* _Excerpted records_:
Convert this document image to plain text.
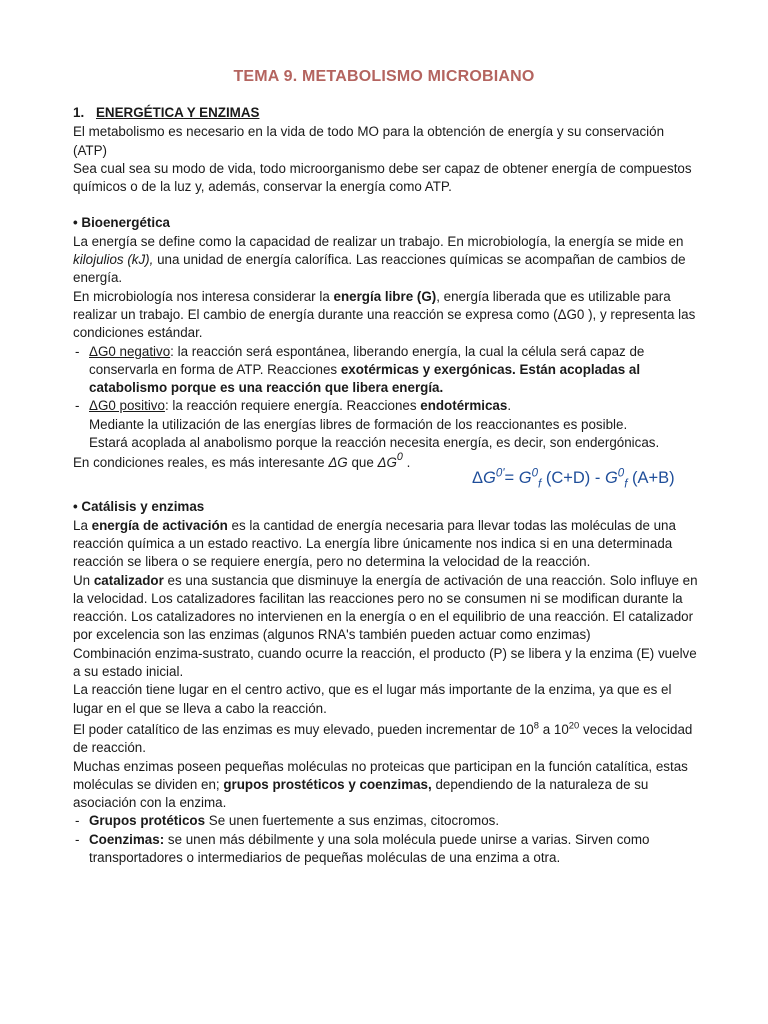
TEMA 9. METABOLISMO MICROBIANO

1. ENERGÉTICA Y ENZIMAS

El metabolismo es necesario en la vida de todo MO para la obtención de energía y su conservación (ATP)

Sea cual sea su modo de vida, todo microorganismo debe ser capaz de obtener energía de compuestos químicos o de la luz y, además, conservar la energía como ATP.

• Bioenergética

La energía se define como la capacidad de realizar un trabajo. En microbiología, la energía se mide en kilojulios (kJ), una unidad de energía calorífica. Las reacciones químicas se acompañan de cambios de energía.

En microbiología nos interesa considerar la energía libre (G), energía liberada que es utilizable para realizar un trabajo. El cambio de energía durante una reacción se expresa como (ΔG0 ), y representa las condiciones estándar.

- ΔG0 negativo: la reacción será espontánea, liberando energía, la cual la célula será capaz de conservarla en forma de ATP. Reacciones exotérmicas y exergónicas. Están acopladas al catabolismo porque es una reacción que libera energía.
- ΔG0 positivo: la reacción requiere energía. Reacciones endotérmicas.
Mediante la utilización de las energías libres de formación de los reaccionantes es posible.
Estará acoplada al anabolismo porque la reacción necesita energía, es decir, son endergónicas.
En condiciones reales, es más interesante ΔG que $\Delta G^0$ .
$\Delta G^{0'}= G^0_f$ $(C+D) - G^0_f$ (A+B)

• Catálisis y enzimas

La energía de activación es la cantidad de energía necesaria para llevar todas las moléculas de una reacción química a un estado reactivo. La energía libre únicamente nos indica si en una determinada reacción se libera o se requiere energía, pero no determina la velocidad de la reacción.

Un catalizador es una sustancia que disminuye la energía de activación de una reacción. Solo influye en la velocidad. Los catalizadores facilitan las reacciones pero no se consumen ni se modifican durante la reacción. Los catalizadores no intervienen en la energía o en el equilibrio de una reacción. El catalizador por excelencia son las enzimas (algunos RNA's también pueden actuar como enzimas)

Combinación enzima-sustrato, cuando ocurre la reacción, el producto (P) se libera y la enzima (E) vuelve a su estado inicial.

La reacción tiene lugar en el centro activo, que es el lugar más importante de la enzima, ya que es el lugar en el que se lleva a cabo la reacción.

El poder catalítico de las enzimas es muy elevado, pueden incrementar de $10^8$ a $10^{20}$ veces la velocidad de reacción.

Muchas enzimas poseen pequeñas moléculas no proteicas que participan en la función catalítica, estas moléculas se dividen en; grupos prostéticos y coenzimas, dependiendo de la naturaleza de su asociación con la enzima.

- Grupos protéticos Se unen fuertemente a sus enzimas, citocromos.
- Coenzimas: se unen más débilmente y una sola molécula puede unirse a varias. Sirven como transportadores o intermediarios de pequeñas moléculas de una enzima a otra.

* _Task prompt_: Without the pictures, restate all the entries above exactly.

* _Answer to this problem_:
Convert this document image to plain text.
TEMA 9. METABOLISMO MICROBIANO

1. ENERGÉTICA Y ENZIMAS

El metabolismo es necesario en la vida de todo MO para la obtención de energía y su conservación (ATP)

Sea cual sea su modo de vida, todo microorganismo debe ser capaz de obtener energía de compuestos químicos o de la luz y, además, conservar la energía como ATP.

• Bioenergética

La energía se define como la capacidad de realizar un trabajo. En microbiología, la energía se mide en kilojulios (kJ), una unidad de energía calorífica. Las reacciones químicas se acompañan de cambios de energía.

En microbiología nos interesa considerar la energía libre (G), energía liberada que es utilizable para realizar un trabajo. El cambio de energía durante una reacción se expresa como (ΔG0 ), y representa las condiciones estándar.

- ΔG0 negativo: la reacción será espontánea, liberando energía, la cual la célula será capaz de conservarla en forma de ATP. Reacciones exotérmicas y exergónicas. Están acopladas al catabolismo porque es una reacción que libera energía.
- ΔG0 positivo: la reacción requiere energía. Reacciones endotérmicas.
Mediante la utilización de las energías libres de formación de los reaccionantes es posible.
Estará acoplada al anabolismo porque la reacción necesita energía, es decir, son endergónicas.
En condiciones reales, es más interesante ΔG que $\Delta G^0$ .
$\Delta G^{0'}= G^0_f$ $(C+D) - G^0_f$ (A+B)

• Catálisis y enzimas

La energía de activación es la cantidad de energía necesaria para llevar todas las moléculas de una reacción química a un estado reactivo. La energía libre únicamente nos indica si en una determinada reacción se libera o se requiere energía, pero no determina la velocidad de la reacción.

Un catalizador es una sustancia que disminuye la energía de activación de una reacción. Solo influye en la velocidad. Los catalizadores facilitan las reacciones pero no se consumen ni se modifican durante la reacción. Los catalizadores no intervienen en la energía o en el equilibrio de una reacción. El catalizador por excelencia son las enzimas (algunos RNA's también pueden actuar como enzimas)

Combinación enzima-sustrato, cuando ocurre la reacción, el producto (P) se libera y la enzima (E) vuelve a su estado inicial.

La reacción tiene lugar en el centro activo, que es el lugar más importante de la enzima, ya que es el lugar en el que se lleva a cabo la reacción.

El poder catalítico de las enzimas es muy elevado, pueden incrementar de $10^8$ a $10^{20}$ veces la velocidad de reacción.

Muchas enzimas poseen pequeñas moléculas no proteicas que participan en la función catalítica, estas moléculas se dividen en; grupos prostéticos y coenzimas, dependiendo de la naturaleza de su asociación con la enzima.

- Grupos protéticos Se unen fuertemente a sus enzimas, citocromos.
- Coenzimas: se unen más débilmente y una sola molécula puede unirse a varias. Sirven como transportadores o intermediarios de pequeñas moléculas de una enzima a otra.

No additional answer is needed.